-- GIVEN DATA --
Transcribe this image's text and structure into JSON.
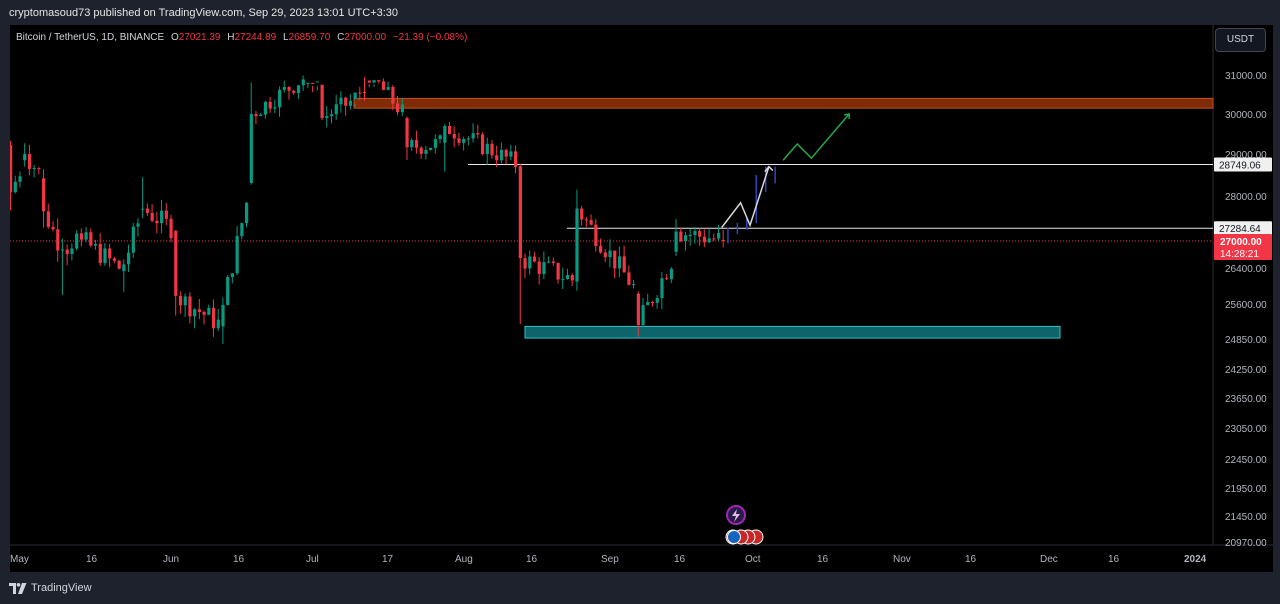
{
  "publisher": {
    "text": "cryptomasoud73 published on TradingView.com, Sep 29, 2023 13:01 UTC+3:30"
  },
  "legend": {
    "symbol": "Bitcoin / TetherUS, 1D, BINANCE",
    "o_label": "O",
    "o_value": "27021.39",
    "h_label": "H",
    "h_value": "27244.89",
    "l_label": "L",
    "l_value": "26859.70",
    "c_label": "C",
    "c_value": "27000.00",
    "change": "−21.39 (−0.08%)"
  },
  "currency_button": "USDT",
  "footer": {
    "brand": "TradingView"
  },
  "colors": {
    "up": "#089981",
    "down": "#f23645",
    "resistance_zone": "#7f2b08",
    "support_zone": "#0e6f75",
    "projection_up": "#3046b8",
    "green_path": "#26a845",
    "white_path": "#d8d8d8"
  },
  "chart_data": {
    "type": "candlestick",
    "symbol": "Bitcoin / TetherUS",
    "interval": "1D",
    "exchange": "BINANCE",
    "y_axis_ticks": [
      "31000.00",
      "30000.00",
      "29000.00",
      "28000.00",
      "26400.00",
      "25600.00",
      "24850.00",
      "24250.00",
      "23650.00",
      "23050.00",
      "22450.00",
      "21950.00",
      "21450.00",
      "20970.00"
    ],
    "x_axis_ticks": [
      "May",
      "16",
      "Jun",
      "16",
      "Jul",
      "17",
      "Aug",
      "16",
      "Sep",
      "16",
      "Oct",
      "16",
      "Nov",
      "16",
      "Dec",
      "16",
      "2024"
    ],
    "price_labels": [
      {
        "text": "28749.06",
        "value": 28749.06
      },
      {
        "text": "27284.64",
        "value": 27284.64
      },
      {
        "text": "27000.00",
        "value": 27000.0,
        "countdown": "14:28:21"
      }
    ],
    "horizontal_lines": [
      28749.06,
      27284.64
    ],
    "last_price": 27000.0,
    "zones": [
      {
        "type": "resistance",
        "from": 30150,
        "to": 30400
      },
      {
        "type": "support",
        "from": 24870,
        "to": 25120
      }
    ],
    "candles_close_approx": [
      {
        "date": "2023-05-01",
        "o": 29230,
        "h": 29330,
        "l": 27680,
        "c": 28090
      },
      {
        "date": "2023-05-04",
        "o": 28850,
        "h": 29270,
        "l": 28700,
        "c": 29000
      },
      {
        "date": "2023-05-08",
        "o": 28420,
        "h": 28640,
        "l": 27300,
        "c": 27660
      },
      {
        "date": "2023-05-12",
        "o": 26800,
        "h": 27050,
        "l": 25800,
        "c": 26810
      },
      {
        "date": "2023-05-16",
        "o": 27170,
        "h": 27280,
        "l": 26880,
        "c": 27030
      },
      {
        "date": "2023-05-25",
        "o": 26330,
        "h": 26590,
        "l": 25870,
        "c": 26480
      },
      {
        "date": "2023-05-29",
        "o": 27700,
        "h": 28450,
        "l": 27510,
        "c": 27720
      },
      {
        "date": "2023-06-05",
        "o": 27230,
        "h": 27240,
        "l": 25350,
        "c": 25780
      },
      {
        "date": "2023-06-15",
        "o": 25120,
        "h": 25750,
        "l": 24750,
        "c": 25580
      },
      {
        "date": "2023-06-21",
        "o": 28310,
        "h": 30800,
        "l": 28270,
        "c": 30000
      },
      {
        "date": "2023-07-06",
        "o": 31250,
        "h": 31500,
        "l": 29850,
        "c": 29900
      },
      {
        "date": "2023-07-13",
        "o": 30380,
        "h": 31820,
        "l": 30260,
        "c": 31450
      },
      {
        "date": "2023-07-24",
        "o": 29900,
        "h": 29940,
        "l": 28860,
        "c": 29170
      },
      {
        "date": "2023-08-01",
        "o": 29280,
        "h": 29740,
        "l": 28580,
        "c": 29700
      },
      {
        "date": "2023-08-17",
        "o": 28710,
        "h": 28760,
        "l": 25170,
        "c": 26620
      },
      {
        "date": "2023-08-29",
        "o": 26100,
        "h": 28150,
        "l": 25900,
        "c": 27720
      },
      {
        "date": "2023-09-11",
        "o": 25830,
        "h": 25880,
        "l": 24900,
        "c": 25150
      },
      {
        "date": "2023-09-19",
        "o": 26760,
        "h": 27490,
        "l": 26670,
        "c": 27210
      },
      {
        "date": "2023-09-29",
        "o": 27020,
        "h": 27245,
        "l": 26860,
        "c": 27000
      }
    ]
  }
}
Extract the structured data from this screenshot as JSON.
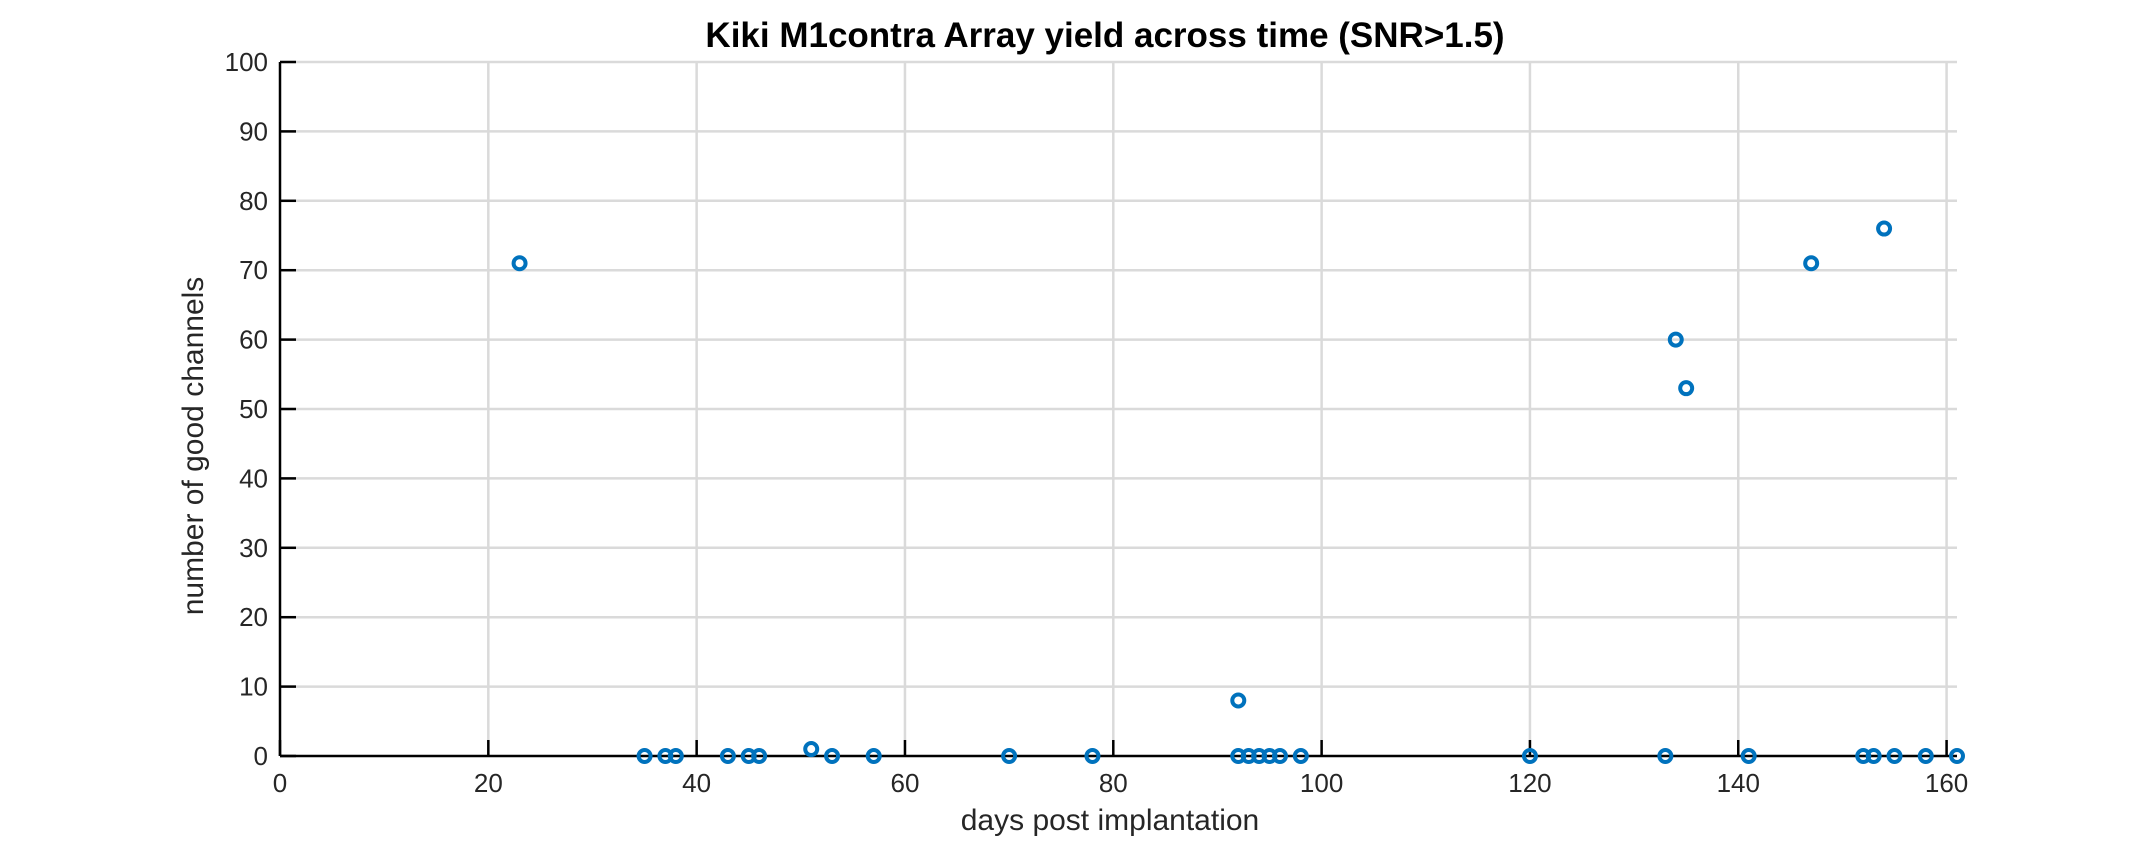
{
  "chart_data": {
    "type": "scatter",
    "title": "Kiki M1contra Array yield across time (SNR>1.5)",
    "xlabel": "days post implantation",
    "ylabel": "number of good channels",
    "xlim": [
      0,
      161
    ],
    "ylim": [
      0,
      100
    ],
    "xticks": [
      0,
      20,
      40,
      60,
      80,
      100,
      120,
      140,
      160
    ],
    "yticks": [
      0,
      10,
      20,
      30,
      40,
      50,
      60,
      70,
      80,
      90,
      100
    ],
    "grid": true,
    "marker": "open-circle",
    "series": [
      {
        "color": "#0072bd",
        "points": [
          {
            "x": 23,
            "y": 71
          },
          {
            "x": 35,
            "y": 0
          },
          {
            "x": 37,
            "y": 0
          },
          {
            "x": 38,
            "y": 0
          },
          {
            "x": 43,
            "y": 0
          },
          {
            "x": 45,
            "y": 0
          },
          {
            "x": 46,
            "y": 0
          },
          {
            "x": 51,
            "y": 1
          },
          {
            "x": 53,
            "y": 0
          },
          {
            "x": 57,
            "y": 0
          },
          {
            "x": 70,
            "y": 0
          },
          {
            "x": 78,
            "y": 0
          },
          {
            "x": 92,
            "y": 8
          },
          {
            "x": 92,
            "y": 0
          },
          {
            "x": 93,
            "y": 0
          },
          {
            "x": 94,
            "y": 0
          },
          {
            "x": 95,
            "y": 0
          },
          {
            "x": 96,
            "y": 0
          },
          {
            "x": 98,
            "y": 0
          },
          {
            "x": 120,
            "y": 0
          },
          {
            "x": 133,
            "y": 0
          },
          {
            "x": 134,
            "y": 60
          },
          {
            "x": 135,
            "y": 53
          },
          {
            "x": 141,
            "y": 0
          },
          {
            "x": 147,
            "y": 71
          },
          {
            "x": 152,
            "y": 0
          },
          {
            "x": 153,
            "y": 0
          },
          {
            "x": 154,
            "y": 76
          },
          {
            "x": 155,
            "y": 0
          },
          {
            "x": 158,
            "y": 0
          },
          {
            "x": 161,
            "y": 0
          }
        ]
      }
    ]
  }
}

-- EXERCISE AIM --
Write out the records above exactly as they appear, leaving out any pictures.

-- TASK SOLUTION --
Transcribe this image's text and structure into JSON.
{
  "publisher": {
    "text": "cryptomasoud73 published on TradingView.com, Sep 29, 2023 13:01 UTC+3:30"
  },
  "legend": {
    "symbol": "Bitcoin / TetherUS, 1D, BINANCE",
    "o_label": "O",
    "o_value": "27021.39",
    "h_label": "H",
    "h_value": "27244.89",
    "l_label": "L",
    "l_value": "26859.70",
    "c_label": "C",
    "c_value": "27000.00",
    "change": "−21.39 (−0.08%)"
  },
  "currency_button": "USDT",
  "footer": {
    "brand": "TradingView"
  },
  "colors": {
    "up": "#089981",
    "down": "#f23645",
    "resistance_zone": "#7f2b08",
    "support_zone": "#0e6f75",
    "projection_up": "#3046b8",
    "green_path": "#26a845",
    "white_path": "#d8d8d8"
  },
  "chart_data": {
    "type": "candlestick",
    "symbol": "Bitcoin / TetherUS",
    "interval": "1D",
    "exchange": "BINANCE",
    "y_axis_ticks": [
      "31000.00",
      "30000.00",
      "29000.00",
      "28000.00",
      "26400.00",
      "25600.00",
      "24850.00",
      "24250.00",
      "23650.00",
      "23050.00",
      "22450.00",
      "21950.00",
      "21450.00",
      "20970.00"
    ],
    "x_axis_ticks": [
      "May",
      "16",
      "Jun",
      "16",
      "Jul",
      "17",
      "Aug",
      "16",
      "Sep",
      "16",
      "Oct",
      "16",
      "Nov",
      "16",
      "Dec",
      "16",
      "2024"
    ],
    "price_labels": [
      {
        "text": "28749.06",
        "value": 28749.06
      },
      {
        "text": "27284.64",
        "value": 27284.64
      },
      {
        "text": "27000.00",
        "value": 27000.0,
        "countdown": "14:28:21"
      }
    ],
    "horizontal_lines": [
      28749.06,
      27284.64
    ],
    "last_price": 27000.0,
    "zones": [
      {
        "type": "resistance",
        "from": 30150,
        "to": 30400
      },
      {
        "type": "support",
        "from": 24870,
        "to": 25120
      }
    ],
    "candles_close_approx": [
      {
        "date": "2023-05-01",
        "o": 29230,
        "h": 29330,
        "l": 27680,
        "c": 28090
      },
      {
        "date": "2023-05-04",
        "o": 28850,
        "h": 29270,
        "l": 28700,
        "c": 29000
      },
      {
        "date": "2023-05-08",
        "o": 28420,
        "h": 28640,
        "l": 27300,
        "c": 27660
      },
      {
        "date": "2023-05-12",
        "o": 26800,
        "h": 27050,
        "l": 25800,
        "c": 26810
      },
      {
        "date": "2023-05-16",
        "o": 27170,
        "h": 27280,
        "l": 26880,
        "c": 27030
      },
      {
        "date": "2023-05-25",
        "o": 26330,
        "h": 26590,
        "l": 25870,
        "c": 26480
      },
      {
        "date": "2023-05-29",
        "o": 27700,
        "h": 28450,
        "l": 27510,
        "c": 27720
      },
      {
        "date": "2023-06-05",
        "o": 27230,
        "h": 27240,
        "l": 25350,
        "c": 25780
      },
      {
        "date": "2023-06-15",
        "o": 25120,
        "h": 25750,
        "l": 24750,
        "c": 25580
      },
      {
        "date": "2023-06-21",
        "o": 28310,
        "h": 30800,
        "l": 28270,
        "c": 30000
      },
      {
        "date": "2023-07-06",
        "o": 31250,
        "h": 31500,
        "l": 29850,
        "c": 29900
      },
      {
        "date": "2023-07-13",
        "o": 30380,
        "h": 31820,
        "l": 30260,
        "c": 31450
      },
      {
        "date": "2023-07-24",
        "o": 29900,
        "h": 29940,
        "l": 28860,
        "c": 29170
      },
      {
        "date": "2023-08-01",
        "o": 29280,
        "h": 29740,
        "l": 28580,
        "c": 29700
      },
      {
        "date": "2023-08-17",
        "o": 28710,
        "h": 28760,
        "l": 25170,
        "c": 26620
      },
      {
        "date": "2023-08-29",
        "o": 26100,
        "h": 28150,
        "l": 25900,
        "c": 27720
      },
      {
        "date": "2023-09-11",
        "o": 25830,
        "h": 25880,
        "l": 24900,
        "c": 25150
      },
      {
        "date": "2023-09-19",
        "o": 26760,
        "h": 27490,
        "l": 26670,
        "c": 27210
      },
      {
        "date": "2023-09-29",
        "o": 27020,
        "h": 27245,
        "l": 26860,
        "c": 27000
      }
    ]
  }
}
Extract the structured data from this screenshot as JSON.
{
  "chart_data": {
    "type": "scatter",
    "title": "Kiki M1contra Array yield across time (SNR>1.5)",
    "xlabel": "days post implantation",
    "ylabel": "number of good channels",
    "xlim": [
      0,
      161
    ],
    "ylim": [
      0,
      100
    ],
    "xticks": [
      0,
      20,
      40,
      60,
      80,
      100,
      120,
      140,
      160
    ],
    "yticks": [
      0,
      10,
      20,
      30,
      40,
      50,
      60,
      70,
      80,
      90,
      100
    ],
    "grid": true,
    "marker": "open-circle",
    "series": [
      {
        "color": "#0072bd",
        "points": [
          {
            "x": 23,
            "y": 71
          },
          {
            "x": 35,
            "y": 0
          },
          {
            "x": 37,
            "y": 0
          },
          {
            "x": 38,
            "y": 0
          },
          {
            "x": 43,
            "y": 0
          },
          {
            "x": 45,
            "y": 0
          },
          {
            "x": 46,
            "y": 0
          },
          {
            "x": 51,
            "y": 1
          },
          {
            "x": 53,
            "y": 0
          },
          {
            "x": 57,
            "y": 0
          },
          {
            "x": 70,
            "y": 0
          },
          {
            "x": 78,
            "y": 0
          },
          {
            "x": 92,
            "y": 8
          },
          {
            "x": 92,
            "y": 0
          },
          {
            "x": 93,
            "y": 0
          },
          {
            "x": 94,
            "y": 0
          },
          {
            "x": 95,
            "y": 0
          },
          {
            "x": 96,
            "y": 0
          },
          {
            "x": 98,
            "y": 0
          },
          {
            "x": 120,
            "y": 0
          },
          {
            "x": 133,
            "y": 0
          },
          {
            "x": 134,
            "y": 60
          },
          {
            "x": 135,
            "y": 53
          },
          {
            "x": 141,
            "y": 0
          },
          {
            "x": 147,
            "y": 71
          },
          {
            "x": 152,
            "y": 0
          },
          {
            "x": 153,
            "y": 0
          },
          {
            "x": 154,
            "y": 76
          },
          {
            "x": 155,
            "y": 0
          },
          {
            "x": 158,
            "y": 0
          },
          {
            "x": 161,
            "y": 0
          }
        ]
      }
    ]
  }
}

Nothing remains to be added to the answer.